>> START Supplied material
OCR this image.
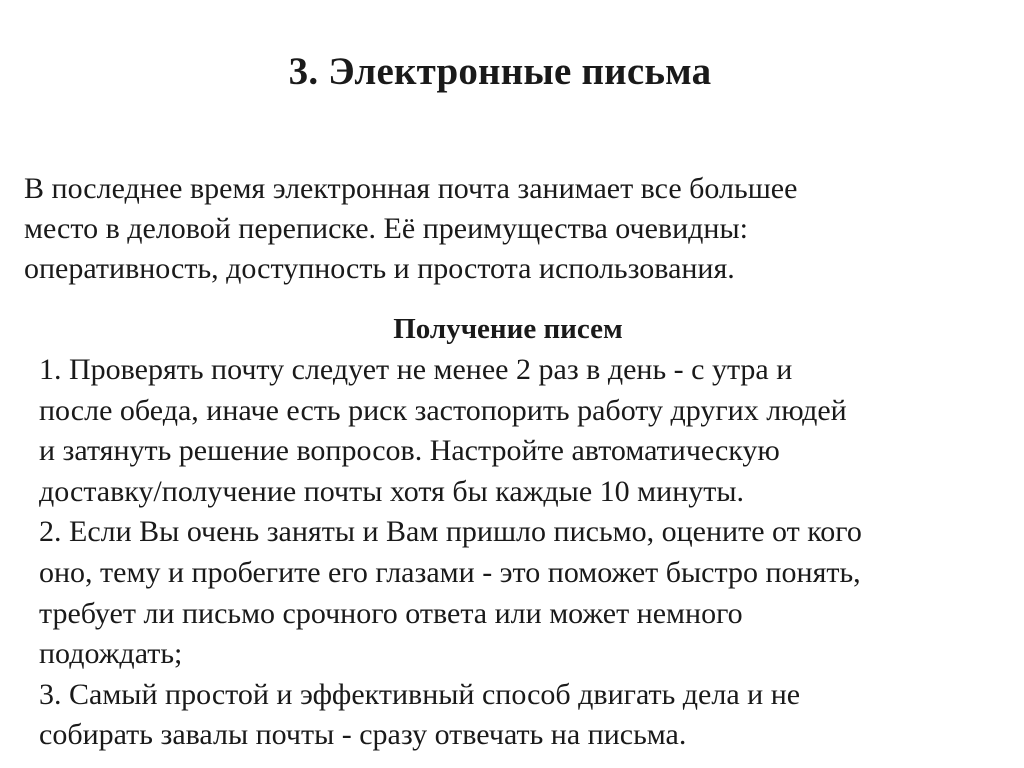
3. Электронные письма
В последнее время электронная почта занимает все большее
место в деловой переписке. Её преимущества очевидны:
оперативность, доступность и простота использования.
Получение писем
1. Проверять почту следует не менее 2 раз в день - с утра и
после обеда, иначе есть риск застопорить работу других людей
и затянуть решение вопросов. Настройте автоматическую
доставку/получение почты хотя бы каждые 10 минуты.
2. Если Вы очень заняты и Вам пришло письмо, оцените от кого
оно, тему и пробегите его глазами - это поможет быстро понять,
требует ли письмо срочного ответа или может немного
подождать;
3. Самый простой и эффективный способ двигать дела и не
собирать завалы почты - сразу отвечать на письма.
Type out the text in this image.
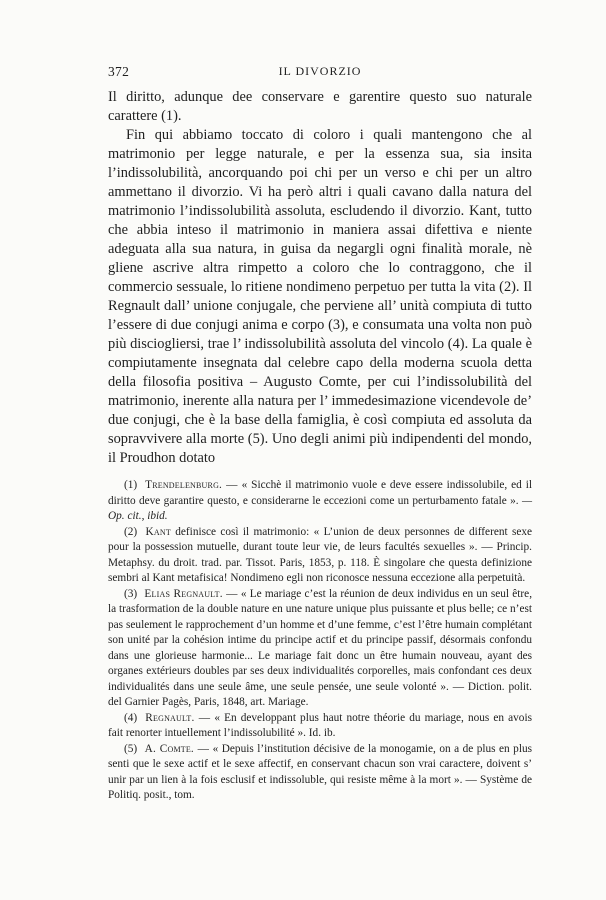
372	IL DIVORZIO

Il diritto, adunque dee conservare e garentire questo suo naturale carattere (1).

Fin qui abbiamo toccato di coloro i quali mantengono che al matrimonio per legge naturale, e per la essenza sua, sia insita l’indissolubilità, ancorquando poi chi per un verso e chi per un altro ammettano il divorzio. Vi ha però altri i quali cavano dalla natura del matrimonio l’indissolubilità assoluta, escludendo il divorzio. Kant, tutto che abbia inteso il matrimonio in maniera assai difettiva e niente adeguata alla sua natura, in guisa da negargli ogni finalità morale, nè gliene ascrive altra rimpetto a coloro che lo contraggono, che il commercio sessuale, lo ritiene nondimeno perpetuo per tutta la vita (2). Il Regnault dall’ unione conjugale, che perviene all’ unità compiuta di tutto l’essere di due conjugi anima e corpo (3), e consumata una volta non può più disciogliersi, trae l’ indissolubilità assoluta del vincolo (4). La quale è compiutamente insegnata dal celebre capo della moderna scuola detta della filosofia positiva – Augusto Comte, per cui l’indissolubilità del matrimonio, inerente alla natura per l’ immedesimazione vicendevole de’ due conjugi, che è la base della famiglia, è così compiuta ed assoluta da sopravvivere alla morte (5). Uno degli animi più indipendenti del mondo, il Proudhon dotato

(1) Trendelenburg. — « Sicchè il matrimonio vuole e deve essere indissolubile, ed il diritto deve garantire questo, e considerarne le eccezioni come un perturbamento fatale ». — Op. cit., ibid.

(2) Kant definisce così il matrimonio: « L’union de deux personnes de different sexe pour la possession mutuelle, durant toute leur vie, de leurs facultés sexuelles ». — Princip. Metaphsy. du droit. trad. par. Tissot. Paris, 1853, p. 118. È singolare che questa definizione sembri al Kant metafisica! Nondimeno egli non riconosce nessuna eccezione alla perpetuità.

(3) Elias Regnault. — « Le mariage c’est la réunion de deux individus en un seul être, la trasformation de la double nature en une nature unique plus puissante et plus belle; ce n’est pas seulement le rapprochement d’un homme et d’une femme, c’est l’être humain complétant son unité par la cohésion intime du principe actif et du principe passif, désormais confondu dans une glorieuse harmonie... Le mariage fait donc un être humain nouveau, ayant des organes extérieurs doubles par ses deux individualités corporelles, mais confondant ces deux individualités dans une seule âme, une seule pensée, une seule volonté ». — Diction. polit. del Garnier Pagès, Paris, 1848, art. Mariage.

(4) Regnault. — « En developpant plus haut notre théorie du mariage, nous en avois fait renorter intuellement l’indissolubilité ». Id. ib.

(5) A. Comte. — « Depuis l’institution décisive de la monogamie, on a de plus en plus senti que le sexe actif et le sexe affectif, en conservant chacun son vrai caractere, doivent s’ unir par un lien à la fois esclusif et indissoluble, qui resiste même à la mort ». — Système de Politiq. posit., tom.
>> END Supplied material
Omitting all images, retype each line of the records precisely.

● **Written response**
OCR this image.
3. Электронные письма
В последнее время электронная почта занимает все большее
место в деловой переписке. Её преимущества очевидны:
оперативность, доступность и простота использования.
Получение писем
1. Проверять почту следует не менее 2 раз в день - с утра и
после обеда, иначе есть риск застопорить работу других людей
и затянуть решение вопросов. Настройте автоматическую
доставку/получение почты хотя бы каждые 10 минуты.
2. Если Вы очень заняты и Вам пришло письмо, оцените от кого
оно, тему и пробегите его глазами - это поможет быстро понять,
требует ли письмо срочного ответа или может немного
подождать;
3. Самый простой и эффективный способ двигать дела и не
собирать завалы почты - сразу отвечать на письма.
Type out the text in this image.
372	IL DIVORZIO

Il diritto, adunque dee conservare e garentire questo suo naturale carattere (1).

Fin qui abbiamo toccato di coloro i quali mantengono che al matrimonio per legge naturale, e per la essenza sua, sia insita l’indissolubilità, ancorquando poi chi per un verso e chi per un altro ammettano il divorzio. Vi ha però altri i quali cavano dalla natura del matrimonio l’indissolubilità assoluta, escludendo il divorzio. Kant, tutto che abbia inteso il matrimonio in maniera assai difettiva e niente adeguata alla sua natura, in guisa da negargli ogni finalità morale, nè gliene ascrive altra rimpetto a coloro che lo contraggono, che il commercio sessuale, lo ritiene nondimeno perpetuo per tutta la vita (2). Il Regnault dall’ unione conjugale, che perviene all’ unità compiuta di tutto l’essere di due conjugi anima e corpo (3), e consumata una volta non può più disciogliersi, trae l’ indissolubilità assoluta del vincolo (4). La quale è compiutamente insegnata dal celebre capo della moderna scuola detta della filosofia positiva – Augusto Comte, per cui l’indissolubilità del matrimonio, inerente alla natura per l’ immedesimazione vicendevole de’ due conjugi, che è la base della famiglia, è così compiuta ed assoluta da sopravvivere alla morte (5). Uno degli animi più indipendenti del mondo, il Proudhon dotato

(1) Trendelenburg. — « Sicchè il matrimonio vuole e deve essere indissolubile, ed il diritto deve garantire questo, e considerarne le eccezioni come un perturbamento fatale ». — Op. cit., ibid.

(2) Kant definisce così il matrimonio: « L’union de deux personnes de different sexe pour la possession mutuelle, durant toute leur vie, de leurs facultés sexuelles ». — Princip. Metaphsy. du droit. trad. par. Tissot. Paris, 1853, p. 118. È singolare che questa definizione sembri al Kant metafisica! Nondimeno egli non riconosce nessuna eccezione alla perpetuità.

(3) Elias Regnault. — « Le mariage c’est la réunion de deux individus en un seul être, la trasformation de la double nature en une nature unique plus puissante et plus belle; ce n’est pas seulement le rapprochement d’un homme et d’une femme, c’est l’être humain complétant son unité par la cohésion intime du principe actif et du principe passif, désormais confondu dans une glorieuse harmonie... Le mariage fait donc un être humain nouveau, ayant des organes extérieurs doubles par ses deux individualités corporelles, mais confondant ces deux individualités dans une seule âme, une seule pensée, une seule volonté ». — Diction. polit. del Garnier Pagès, Paris, 1848, art. Mariage.

(4) Regnault. — « En developpant plus haut notre théorie du mariage, nous en avois fait renorter intuellement l’indissolubilité ». Id. ib.

(5) A. Comte. — « Depuis l’institution décisive de la monogamie, on a de plus en plus senti que le sexe actif et le sexe affectif, en conservant chacun son vrai caractere, doivent s’ unir par un lien à la fois esclusif et indissoluble, qui resiste même à la mort ». — Système de Politiq. posit., tom.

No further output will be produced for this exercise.